Required task >> Extract all lines in the data that contain the word "marker".

Stored rows >>

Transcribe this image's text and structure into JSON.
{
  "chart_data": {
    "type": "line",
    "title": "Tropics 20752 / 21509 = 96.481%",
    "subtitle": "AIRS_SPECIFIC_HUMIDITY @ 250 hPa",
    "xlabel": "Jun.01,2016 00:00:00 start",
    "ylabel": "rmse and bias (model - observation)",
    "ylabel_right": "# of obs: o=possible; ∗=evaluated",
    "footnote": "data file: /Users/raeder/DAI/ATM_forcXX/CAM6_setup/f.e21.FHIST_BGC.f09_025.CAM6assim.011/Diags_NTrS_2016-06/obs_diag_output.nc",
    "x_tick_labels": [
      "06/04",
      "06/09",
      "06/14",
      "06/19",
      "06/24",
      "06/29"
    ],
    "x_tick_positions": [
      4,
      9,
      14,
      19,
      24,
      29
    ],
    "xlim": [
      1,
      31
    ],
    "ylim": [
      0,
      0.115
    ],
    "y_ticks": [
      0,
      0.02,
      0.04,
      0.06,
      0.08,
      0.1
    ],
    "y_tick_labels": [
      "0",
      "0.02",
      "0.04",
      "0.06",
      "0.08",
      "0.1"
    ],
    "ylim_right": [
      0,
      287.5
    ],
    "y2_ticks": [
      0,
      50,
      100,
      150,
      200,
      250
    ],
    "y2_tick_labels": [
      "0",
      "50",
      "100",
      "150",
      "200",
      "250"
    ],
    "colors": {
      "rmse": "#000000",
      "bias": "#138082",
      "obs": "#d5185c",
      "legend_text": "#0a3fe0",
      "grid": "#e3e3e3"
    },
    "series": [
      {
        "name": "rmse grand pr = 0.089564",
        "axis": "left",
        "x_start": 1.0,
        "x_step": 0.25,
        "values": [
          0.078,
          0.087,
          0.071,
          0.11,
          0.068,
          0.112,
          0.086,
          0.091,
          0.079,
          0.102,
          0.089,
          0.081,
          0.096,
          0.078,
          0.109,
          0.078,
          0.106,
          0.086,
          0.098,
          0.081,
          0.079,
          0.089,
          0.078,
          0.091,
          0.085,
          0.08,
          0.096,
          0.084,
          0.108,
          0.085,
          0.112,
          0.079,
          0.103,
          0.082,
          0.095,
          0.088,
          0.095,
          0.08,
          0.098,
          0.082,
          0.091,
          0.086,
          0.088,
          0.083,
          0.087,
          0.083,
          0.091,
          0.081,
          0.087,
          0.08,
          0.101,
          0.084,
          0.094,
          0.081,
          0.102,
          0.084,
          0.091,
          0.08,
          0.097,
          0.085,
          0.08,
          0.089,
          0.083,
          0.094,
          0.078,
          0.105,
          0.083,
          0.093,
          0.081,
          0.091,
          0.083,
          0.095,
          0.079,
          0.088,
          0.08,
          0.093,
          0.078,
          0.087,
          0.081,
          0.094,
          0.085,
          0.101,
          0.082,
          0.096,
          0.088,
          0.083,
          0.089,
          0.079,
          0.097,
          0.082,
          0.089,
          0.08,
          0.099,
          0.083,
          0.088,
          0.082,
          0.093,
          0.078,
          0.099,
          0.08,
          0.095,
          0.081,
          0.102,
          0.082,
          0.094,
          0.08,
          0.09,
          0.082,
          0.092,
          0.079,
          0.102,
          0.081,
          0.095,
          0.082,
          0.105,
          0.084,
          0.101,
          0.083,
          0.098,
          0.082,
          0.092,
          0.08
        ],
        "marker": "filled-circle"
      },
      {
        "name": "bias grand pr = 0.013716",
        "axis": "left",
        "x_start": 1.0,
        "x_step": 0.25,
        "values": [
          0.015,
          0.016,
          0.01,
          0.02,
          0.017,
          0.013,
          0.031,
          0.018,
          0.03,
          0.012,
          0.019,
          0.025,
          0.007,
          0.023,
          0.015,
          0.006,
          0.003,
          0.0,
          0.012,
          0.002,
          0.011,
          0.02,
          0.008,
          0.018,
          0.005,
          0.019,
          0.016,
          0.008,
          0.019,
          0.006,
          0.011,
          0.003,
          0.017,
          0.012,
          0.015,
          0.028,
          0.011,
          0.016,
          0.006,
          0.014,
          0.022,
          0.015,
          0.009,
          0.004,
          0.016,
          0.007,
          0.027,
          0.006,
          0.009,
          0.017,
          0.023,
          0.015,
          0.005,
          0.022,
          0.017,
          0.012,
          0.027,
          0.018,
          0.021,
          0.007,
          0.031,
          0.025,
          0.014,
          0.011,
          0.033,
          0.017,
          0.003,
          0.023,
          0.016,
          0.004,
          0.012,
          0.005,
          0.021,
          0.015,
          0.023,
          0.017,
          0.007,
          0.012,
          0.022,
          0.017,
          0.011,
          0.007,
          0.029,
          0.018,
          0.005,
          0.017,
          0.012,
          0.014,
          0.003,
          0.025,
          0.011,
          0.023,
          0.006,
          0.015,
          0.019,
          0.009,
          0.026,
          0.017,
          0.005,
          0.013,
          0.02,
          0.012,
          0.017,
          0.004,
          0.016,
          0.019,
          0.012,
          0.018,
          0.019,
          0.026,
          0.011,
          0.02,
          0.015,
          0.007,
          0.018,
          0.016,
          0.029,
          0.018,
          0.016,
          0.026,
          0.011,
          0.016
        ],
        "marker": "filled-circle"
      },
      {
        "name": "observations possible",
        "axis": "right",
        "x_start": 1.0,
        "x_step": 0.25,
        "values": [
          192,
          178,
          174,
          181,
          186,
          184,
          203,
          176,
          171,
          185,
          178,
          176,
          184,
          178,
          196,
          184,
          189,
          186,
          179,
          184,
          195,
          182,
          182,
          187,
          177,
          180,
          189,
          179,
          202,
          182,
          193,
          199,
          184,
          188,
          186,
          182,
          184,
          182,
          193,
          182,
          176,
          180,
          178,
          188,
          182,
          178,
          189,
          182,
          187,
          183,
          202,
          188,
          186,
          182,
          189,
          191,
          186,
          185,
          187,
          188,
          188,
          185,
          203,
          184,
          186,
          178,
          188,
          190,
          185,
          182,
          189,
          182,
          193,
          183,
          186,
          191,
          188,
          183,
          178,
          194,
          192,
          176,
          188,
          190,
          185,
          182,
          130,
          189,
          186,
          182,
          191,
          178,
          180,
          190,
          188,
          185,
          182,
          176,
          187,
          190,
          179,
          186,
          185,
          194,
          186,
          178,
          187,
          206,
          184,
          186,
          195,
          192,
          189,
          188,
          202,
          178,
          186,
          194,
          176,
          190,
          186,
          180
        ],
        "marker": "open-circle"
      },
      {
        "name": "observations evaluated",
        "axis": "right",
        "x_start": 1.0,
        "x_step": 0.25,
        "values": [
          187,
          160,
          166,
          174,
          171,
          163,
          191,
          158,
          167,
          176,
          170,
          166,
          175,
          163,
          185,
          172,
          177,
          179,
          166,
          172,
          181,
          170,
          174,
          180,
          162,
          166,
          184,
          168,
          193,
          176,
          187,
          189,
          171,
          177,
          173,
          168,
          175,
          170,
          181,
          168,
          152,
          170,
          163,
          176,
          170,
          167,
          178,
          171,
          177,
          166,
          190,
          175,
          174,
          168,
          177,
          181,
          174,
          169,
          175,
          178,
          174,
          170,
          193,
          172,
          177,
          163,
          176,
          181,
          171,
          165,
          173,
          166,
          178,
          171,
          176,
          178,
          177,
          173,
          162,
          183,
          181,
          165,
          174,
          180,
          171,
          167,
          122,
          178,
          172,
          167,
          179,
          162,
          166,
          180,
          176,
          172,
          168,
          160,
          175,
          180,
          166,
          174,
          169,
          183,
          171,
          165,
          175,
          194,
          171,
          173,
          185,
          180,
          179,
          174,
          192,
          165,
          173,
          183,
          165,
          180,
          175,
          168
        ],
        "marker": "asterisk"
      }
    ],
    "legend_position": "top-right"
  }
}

Result below >>
        "marker": "filled-circle"
        "marker": "filled-circle"
        "marker": "open-circle"
        "marker": "asterisk"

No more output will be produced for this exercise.